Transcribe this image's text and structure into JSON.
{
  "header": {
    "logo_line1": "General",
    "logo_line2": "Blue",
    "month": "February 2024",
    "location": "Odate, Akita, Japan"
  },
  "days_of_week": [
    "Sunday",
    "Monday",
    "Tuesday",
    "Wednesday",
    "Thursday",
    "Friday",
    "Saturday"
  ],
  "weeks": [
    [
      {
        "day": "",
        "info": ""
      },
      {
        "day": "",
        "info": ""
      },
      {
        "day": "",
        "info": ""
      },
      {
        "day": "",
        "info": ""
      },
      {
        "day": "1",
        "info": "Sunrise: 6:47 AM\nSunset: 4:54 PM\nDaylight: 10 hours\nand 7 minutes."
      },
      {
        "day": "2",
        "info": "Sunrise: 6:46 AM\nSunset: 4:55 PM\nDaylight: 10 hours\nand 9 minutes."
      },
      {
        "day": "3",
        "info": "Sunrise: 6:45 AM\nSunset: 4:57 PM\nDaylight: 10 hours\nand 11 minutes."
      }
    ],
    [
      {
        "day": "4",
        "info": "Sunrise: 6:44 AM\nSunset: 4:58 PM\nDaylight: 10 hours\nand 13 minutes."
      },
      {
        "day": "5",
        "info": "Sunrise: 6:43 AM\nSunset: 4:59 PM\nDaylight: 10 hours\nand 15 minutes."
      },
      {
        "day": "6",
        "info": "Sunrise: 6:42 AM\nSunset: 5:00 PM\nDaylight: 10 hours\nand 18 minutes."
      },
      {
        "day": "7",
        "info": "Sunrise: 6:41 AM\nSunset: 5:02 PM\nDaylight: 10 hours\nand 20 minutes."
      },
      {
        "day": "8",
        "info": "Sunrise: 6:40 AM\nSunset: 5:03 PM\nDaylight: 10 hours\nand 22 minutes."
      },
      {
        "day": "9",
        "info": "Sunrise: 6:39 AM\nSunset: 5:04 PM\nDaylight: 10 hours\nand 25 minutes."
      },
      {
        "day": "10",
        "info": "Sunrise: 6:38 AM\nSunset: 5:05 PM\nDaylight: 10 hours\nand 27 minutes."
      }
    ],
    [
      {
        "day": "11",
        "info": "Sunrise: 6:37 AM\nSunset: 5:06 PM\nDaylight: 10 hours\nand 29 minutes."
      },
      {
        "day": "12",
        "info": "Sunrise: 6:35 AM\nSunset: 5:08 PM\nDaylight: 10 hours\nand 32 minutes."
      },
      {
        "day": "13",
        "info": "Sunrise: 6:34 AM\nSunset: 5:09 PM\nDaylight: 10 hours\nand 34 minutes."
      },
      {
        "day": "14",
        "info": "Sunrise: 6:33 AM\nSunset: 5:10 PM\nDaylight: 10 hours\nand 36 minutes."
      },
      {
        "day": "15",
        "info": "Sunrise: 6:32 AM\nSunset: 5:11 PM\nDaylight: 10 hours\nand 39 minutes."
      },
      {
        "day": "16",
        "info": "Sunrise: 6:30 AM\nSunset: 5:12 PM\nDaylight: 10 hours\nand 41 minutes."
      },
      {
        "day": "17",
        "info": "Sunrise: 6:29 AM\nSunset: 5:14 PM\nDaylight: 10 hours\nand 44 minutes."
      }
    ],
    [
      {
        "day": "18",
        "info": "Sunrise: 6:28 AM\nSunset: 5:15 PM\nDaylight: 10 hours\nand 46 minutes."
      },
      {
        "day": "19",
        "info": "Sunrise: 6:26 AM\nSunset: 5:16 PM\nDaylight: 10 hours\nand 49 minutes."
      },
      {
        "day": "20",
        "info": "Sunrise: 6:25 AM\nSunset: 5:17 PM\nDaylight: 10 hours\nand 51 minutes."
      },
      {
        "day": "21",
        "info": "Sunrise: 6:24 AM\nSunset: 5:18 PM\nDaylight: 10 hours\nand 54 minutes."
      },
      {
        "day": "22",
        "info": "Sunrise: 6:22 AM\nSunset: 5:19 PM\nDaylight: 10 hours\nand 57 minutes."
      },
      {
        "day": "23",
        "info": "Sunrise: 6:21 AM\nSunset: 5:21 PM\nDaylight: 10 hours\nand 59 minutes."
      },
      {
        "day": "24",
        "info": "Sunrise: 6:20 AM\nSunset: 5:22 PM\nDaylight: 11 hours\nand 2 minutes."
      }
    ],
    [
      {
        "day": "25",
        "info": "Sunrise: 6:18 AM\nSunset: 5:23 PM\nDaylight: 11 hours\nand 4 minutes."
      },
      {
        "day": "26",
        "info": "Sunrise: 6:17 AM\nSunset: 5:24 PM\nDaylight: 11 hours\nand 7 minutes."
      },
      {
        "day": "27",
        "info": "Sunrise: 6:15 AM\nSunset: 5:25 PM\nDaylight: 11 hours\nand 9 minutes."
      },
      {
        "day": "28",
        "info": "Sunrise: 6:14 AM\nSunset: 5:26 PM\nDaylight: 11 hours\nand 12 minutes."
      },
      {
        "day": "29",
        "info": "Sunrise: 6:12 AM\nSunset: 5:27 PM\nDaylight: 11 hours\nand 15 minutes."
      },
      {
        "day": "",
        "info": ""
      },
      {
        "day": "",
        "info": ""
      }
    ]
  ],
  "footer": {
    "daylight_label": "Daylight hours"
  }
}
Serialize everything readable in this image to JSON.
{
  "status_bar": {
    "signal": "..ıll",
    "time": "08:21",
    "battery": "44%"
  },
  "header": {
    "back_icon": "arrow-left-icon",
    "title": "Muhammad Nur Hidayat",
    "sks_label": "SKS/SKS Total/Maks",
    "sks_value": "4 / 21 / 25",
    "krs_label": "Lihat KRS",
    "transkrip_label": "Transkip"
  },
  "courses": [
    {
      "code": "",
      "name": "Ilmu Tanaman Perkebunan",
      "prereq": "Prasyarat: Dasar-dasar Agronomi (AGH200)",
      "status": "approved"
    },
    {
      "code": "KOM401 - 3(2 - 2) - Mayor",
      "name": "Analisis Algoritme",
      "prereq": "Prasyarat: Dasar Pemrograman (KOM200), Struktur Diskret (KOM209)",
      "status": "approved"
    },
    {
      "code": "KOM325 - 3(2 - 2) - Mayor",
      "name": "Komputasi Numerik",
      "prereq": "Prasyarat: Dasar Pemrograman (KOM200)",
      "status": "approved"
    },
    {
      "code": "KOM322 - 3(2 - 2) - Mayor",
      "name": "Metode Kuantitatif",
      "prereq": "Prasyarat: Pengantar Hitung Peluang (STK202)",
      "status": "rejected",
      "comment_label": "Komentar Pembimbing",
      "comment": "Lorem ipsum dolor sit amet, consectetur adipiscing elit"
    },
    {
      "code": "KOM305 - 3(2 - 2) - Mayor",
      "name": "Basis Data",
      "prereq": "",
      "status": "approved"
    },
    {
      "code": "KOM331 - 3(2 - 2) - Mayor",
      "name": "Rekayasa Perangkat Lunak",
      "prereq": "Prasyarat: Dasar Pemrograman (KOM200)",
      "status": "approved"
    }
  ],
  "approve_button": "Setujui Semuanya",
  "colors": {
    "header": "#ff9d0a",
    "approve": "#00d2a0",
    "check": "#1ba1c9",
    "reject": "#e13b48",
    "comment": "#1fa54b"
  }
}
──────────────────────────────
▸ **Work instructions**:
State the count of lines holding the string "this" in the listing above, and nothing else.

▸ **The solution**:
2